> _EXERCISE MATERIAL_

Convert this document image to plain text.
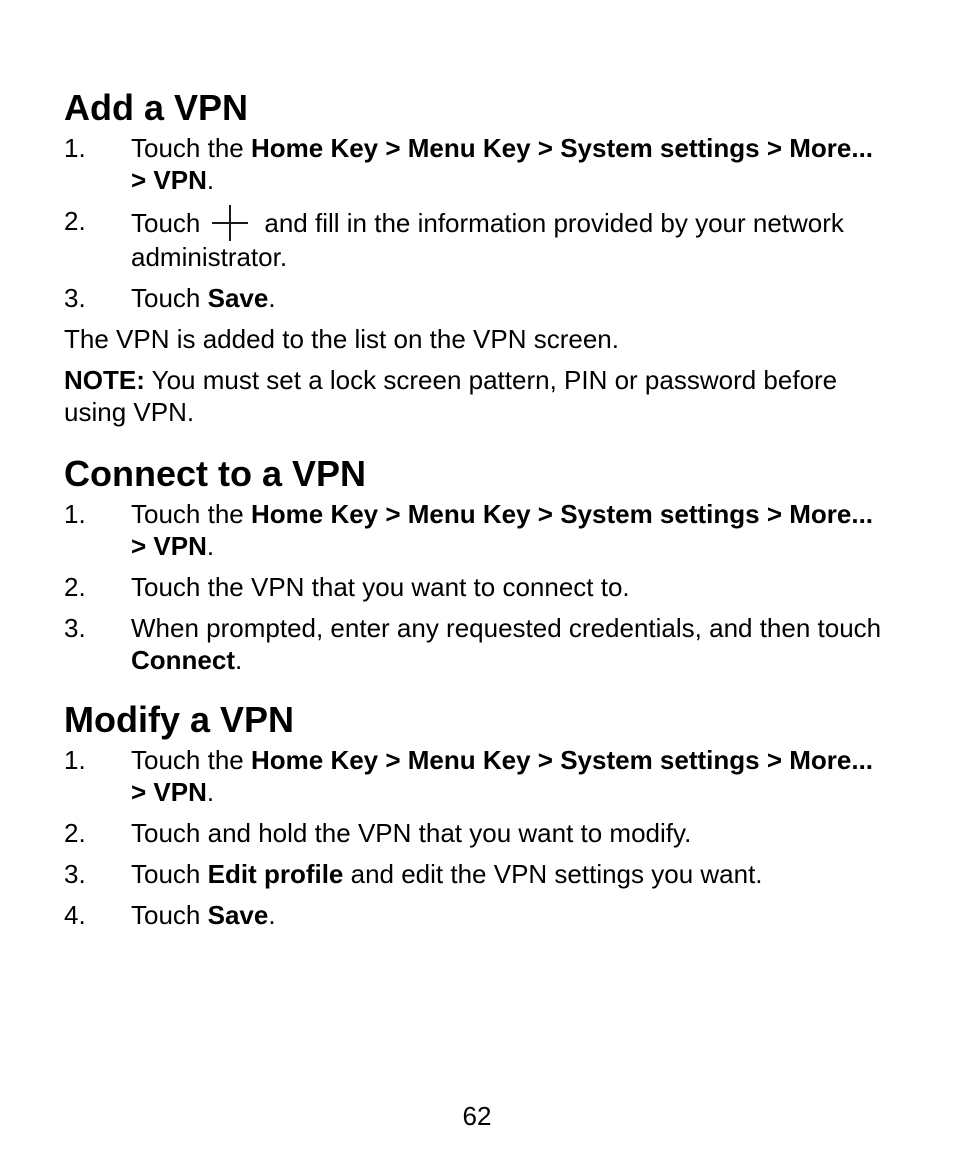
Add a VPN
1. Touch the Home Key > Menu Key > System settings > More... > VPN.
2. Touch and fill in the information provided by your network administrator.
3. Touch Save.

The VPN is added to the list on the VPN screen.

NOTE: You must set a lock screen pattern, PIN or password before using VPN.

Connect to a VPN
1. Touch the Home Key > Menu Key > System settings > More... > VPN.
2. Touch the VPN that you want to connect to.
3. When prompted, enter any requested credentials, and then touch Connect.
Modify a VPN
1. Touch the Home Key > Menu Key > System settings > More... > VPN.
2. Touch and hold the VPN that you want to modify.
3. Touch Edit profile and edit the VPN settings you want.
4. Touch Save.
62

> _STATED EXERCISE_
The listing above must be printed again exactly, minus its pictures.

> _CORRECT RESULT_
Convert this document image to plain text.
Add a VPN
1. Touch the Home Key > Menu Key > System settings > More... > VPN.
2. Touch and fill in the information provided by your network administrator.
3. Touch Save.

The VPN is added to the list on the VPN screen.

NOTE: You must set a lock screen pattern, PIN or password before using VPN.

Connect to a VPN
1. Touch the Home Key > Menu Key > System settings > More... > VPN.
2. Touch the VPN that you want to connect to.
3. When prompted, enter any requested credentials, and then touch Connect.
Modify a VPN
1. Touch the Home Key > Menu Key > System settings > More... > VPN.
2. Touch and hold the VPN that you want to modify.
3. Touch Edit profile and edit the VPN settings you want.
4. Touch Save.
62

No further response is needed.